(WORK TO BE COMPLETED)
Copy, from the entries below, each line where the word "corte" can be found.

AVAILABLE DATA start

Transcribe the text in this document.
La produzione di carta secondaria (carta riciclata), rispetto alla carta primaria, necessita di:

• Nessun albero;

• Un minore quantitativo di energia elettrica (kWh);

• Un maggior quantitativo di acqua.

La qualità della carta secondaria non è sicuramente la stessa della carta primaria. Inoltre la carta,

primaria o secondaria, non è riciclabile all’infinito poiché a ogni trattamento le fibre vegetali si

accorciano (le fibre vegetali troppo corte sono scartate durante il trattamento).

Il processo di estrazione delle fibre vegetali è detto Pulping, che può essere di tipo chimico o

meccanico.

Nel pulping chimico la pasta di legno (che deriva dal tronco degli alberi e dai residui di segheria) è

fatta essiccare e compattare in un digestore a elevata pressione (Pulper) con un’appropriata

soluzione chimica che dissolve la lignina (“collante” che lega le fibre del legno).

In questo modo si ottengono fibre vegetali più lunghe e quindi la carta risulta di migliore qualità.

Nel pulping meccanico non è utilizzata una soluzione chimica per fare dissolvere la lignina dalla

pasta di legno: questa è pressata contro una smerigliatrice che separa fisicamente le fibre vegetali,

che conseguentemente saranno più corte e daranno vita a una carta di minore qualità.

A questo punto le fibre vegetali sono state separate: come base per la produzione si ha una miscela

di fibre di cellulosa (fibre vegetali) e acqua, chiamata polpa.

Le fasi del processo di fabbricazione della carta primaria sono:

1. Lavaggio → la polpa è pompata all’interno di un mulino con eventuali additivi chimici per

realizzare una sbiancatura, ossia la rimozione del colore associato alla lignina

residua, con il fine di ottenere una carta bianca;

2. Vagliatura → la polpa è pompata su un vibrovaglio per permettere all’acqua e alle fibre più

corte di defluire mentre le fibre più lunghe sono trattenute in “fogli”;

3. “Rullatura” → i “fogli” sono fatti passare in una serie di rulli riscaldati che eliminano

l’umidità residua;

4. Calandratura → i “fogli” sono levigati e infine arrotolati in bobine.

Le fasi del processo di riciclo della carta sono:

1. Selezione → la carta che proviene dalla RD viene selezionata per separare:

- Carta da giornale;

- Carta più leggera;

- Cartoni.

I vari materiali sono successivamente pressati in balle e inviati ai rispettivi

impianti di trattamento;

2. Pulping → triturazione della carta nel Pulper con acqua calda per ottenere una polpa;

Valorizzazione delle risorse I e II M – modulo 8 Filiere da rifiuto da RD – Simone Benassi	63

AVAILABLE DATA end

(RESPONSE TO THE TASK)
accorciano (le fibre vegetali troppo corte sono scartate durante il trattamento).
che conseguentemente saranno più corte e daranno vita a una carta di minore qualità.
corte di defluire mentre le fibre più lunghe sono trattenute in “fogli”;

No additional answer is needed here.